# What to work on:
Pull out every line below that contains the word "tons".
>> BEGIN Dataset records
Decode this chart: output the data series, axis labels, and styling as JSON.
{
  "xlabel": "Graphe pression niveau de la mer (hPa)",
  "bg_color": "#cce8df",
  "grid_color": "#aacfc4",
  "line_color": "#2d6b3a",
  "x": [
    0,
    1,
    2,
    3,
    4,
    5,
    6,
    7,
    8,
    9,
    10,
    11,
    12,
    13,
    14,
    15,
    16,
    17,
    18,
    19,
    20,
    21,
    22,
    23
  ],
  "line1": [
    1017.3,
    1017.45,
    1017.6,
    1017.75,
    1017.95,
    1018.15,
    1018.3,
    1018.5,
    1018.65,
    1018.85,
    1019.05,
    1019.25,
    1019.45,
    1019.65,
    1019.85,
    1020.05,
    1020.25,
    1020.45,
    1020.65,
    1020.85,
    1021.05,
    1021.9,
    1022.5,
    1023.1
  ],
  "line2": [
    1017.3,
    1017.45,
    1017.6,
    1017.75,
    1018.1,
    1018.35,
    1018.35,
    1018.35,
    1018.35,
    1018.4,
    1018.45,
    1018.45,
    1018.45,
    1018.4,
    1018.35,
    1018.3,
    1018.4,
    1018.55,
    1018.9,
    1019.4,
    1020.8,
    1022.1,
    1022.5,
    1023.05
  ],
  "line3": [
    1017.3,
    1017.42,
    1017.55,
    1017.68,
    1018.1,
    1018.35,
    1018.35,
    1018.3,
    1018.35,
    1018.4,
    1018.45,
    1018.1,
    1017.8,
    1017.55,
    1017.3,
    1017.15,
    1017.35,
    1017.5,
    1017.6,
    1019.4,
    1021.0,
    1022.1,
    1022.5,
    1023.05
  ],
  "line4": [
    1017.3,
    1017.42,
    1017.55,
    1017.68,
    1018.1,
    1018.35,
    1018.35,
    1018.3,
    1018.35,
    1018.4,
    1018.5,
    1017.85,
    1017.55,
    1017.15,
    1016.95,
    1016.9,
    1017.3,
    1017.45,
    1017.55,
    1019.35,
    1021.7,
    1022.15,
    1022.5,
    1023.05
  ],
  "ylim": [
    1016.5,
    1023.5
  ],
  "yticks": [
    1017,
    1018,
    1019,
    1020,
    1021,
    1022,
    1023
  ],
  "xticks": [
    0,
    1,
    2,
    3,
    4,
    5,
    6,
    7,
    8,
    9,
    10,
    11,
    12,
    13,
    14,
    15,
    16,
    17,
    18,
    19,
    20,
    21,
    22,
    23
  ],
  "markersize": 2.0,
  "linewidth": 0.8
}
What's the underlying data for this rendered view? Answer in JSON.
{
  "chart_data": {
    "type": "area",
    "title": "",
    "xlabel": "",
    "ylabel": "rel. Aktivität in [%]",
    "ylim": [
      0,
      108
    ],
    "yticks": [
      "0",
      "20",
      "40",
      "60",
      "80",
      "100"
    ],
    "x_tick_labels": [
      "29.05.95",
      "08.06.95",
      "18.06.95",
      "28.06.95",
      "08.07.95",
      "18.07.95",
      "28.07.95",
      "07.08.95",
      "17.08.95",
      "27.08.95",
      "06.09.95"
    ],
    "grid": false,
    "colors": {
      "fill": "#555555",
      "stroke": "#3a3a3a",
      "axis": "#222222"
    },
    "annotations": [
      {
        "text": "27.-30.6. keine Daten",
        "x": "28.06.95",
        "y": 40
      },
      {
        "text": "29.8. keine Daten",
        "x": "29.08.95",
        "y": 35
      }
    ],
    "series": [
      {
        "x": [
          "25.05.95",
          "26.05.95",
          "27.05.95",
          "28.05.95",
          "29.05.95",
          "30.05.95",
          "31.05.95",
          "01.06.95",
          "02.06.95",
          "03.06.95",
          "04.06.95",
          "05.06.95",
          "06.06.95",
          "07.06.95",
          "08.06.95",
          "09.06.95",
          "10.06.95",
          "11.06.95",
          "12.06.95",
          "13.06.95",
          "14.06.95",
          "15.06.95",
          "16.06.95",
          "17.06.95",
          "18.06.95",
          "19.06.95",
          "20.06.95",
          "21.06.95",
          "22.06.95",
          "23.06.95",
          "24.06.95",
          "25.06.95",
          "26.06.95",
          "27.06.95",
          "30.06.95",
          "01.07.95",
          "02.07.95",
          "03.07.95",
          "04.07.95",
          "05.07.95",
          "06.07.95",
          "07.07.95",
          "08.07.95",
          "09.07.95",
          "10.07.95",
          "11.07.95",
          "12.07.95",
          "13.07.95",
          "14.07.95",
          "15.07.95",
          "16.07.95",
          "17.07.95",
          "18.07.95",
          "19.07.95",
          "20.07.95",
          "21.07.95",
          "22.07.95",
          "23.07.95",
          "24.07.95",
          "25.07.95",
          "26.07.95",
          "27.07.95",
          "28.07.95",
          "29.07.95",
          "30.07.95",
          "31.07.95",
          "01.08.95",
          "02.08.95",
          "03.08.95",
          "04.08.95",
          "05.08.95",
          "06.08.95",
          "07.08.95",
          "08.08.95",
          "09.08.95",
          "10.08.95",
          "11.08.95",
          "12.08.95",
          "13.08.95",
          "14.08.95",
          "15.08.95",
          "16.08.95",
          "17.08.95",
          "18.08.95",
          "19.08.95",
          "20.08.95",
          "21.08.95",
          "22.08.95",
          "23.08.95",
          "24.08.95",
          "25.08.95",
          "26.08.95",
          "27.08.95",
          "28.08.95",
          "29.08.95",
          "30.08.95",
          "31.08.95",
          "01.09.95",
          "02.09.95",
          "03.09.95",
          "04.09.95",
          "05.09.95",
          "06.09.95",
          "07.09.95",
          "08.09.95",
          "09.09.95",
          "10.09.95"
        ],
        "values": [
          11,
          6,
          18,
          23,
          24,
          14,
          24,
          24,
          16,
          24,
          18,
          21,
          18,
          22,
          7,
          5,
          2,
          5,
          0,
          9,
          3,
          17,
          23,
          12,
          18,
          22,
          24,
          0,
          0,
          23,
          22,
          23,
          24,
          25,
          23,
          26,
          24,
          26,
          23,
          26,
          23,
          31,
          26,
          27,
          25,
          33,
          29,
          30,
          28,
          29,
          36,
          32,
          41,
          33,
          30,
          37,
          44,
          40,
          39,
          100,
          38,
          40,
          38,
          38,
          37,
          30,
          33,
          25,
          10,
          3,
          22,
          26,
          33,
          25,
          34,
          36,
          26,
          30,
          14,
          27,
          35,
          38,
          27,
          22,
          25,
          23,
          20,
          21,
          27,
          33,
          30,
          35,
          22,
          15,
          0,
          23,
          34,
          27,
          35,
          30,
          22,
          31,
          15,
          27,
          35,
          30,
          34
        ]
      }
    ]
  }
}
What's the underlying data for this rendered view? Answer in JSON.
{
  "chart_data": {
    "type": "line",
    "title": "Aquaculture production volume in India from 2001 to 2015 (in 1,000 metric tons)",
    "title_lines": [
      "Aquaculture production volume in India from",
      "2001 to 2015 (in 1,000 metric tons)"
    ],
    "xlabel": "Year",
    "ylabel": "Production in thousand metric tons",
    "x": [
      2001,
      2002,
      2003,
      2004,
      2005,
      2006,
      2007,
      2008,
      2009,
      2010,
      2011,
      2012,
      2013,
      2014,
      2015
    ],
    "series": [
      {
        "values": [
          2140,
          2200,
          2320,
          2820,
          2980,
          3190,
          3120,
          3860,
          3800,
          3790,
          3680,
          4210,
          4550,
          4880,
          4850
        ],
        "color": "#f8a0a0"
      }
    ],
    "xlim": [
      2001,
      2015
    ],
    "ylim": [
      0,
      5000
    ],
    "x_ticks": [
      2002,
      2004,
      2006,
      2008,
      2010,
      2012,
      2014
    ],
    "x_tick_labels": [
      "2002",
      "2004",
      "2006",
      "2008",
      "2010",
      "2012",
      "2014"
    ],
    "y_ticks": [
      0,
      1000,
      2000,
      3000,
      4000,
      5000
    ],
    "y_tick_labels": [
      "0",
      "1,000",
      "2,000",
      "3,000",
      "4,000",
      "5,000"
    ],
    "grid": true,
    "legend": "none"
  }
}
>> END Dataset records
# Task solution:
    "title": "Aquaculture production volume in India from 2001 to 2015 (in 1,000 metric tons)",
      "2001 to 2015 (in 1,000 metric tons)"
    "ylabel": "Production in thousand metric tons",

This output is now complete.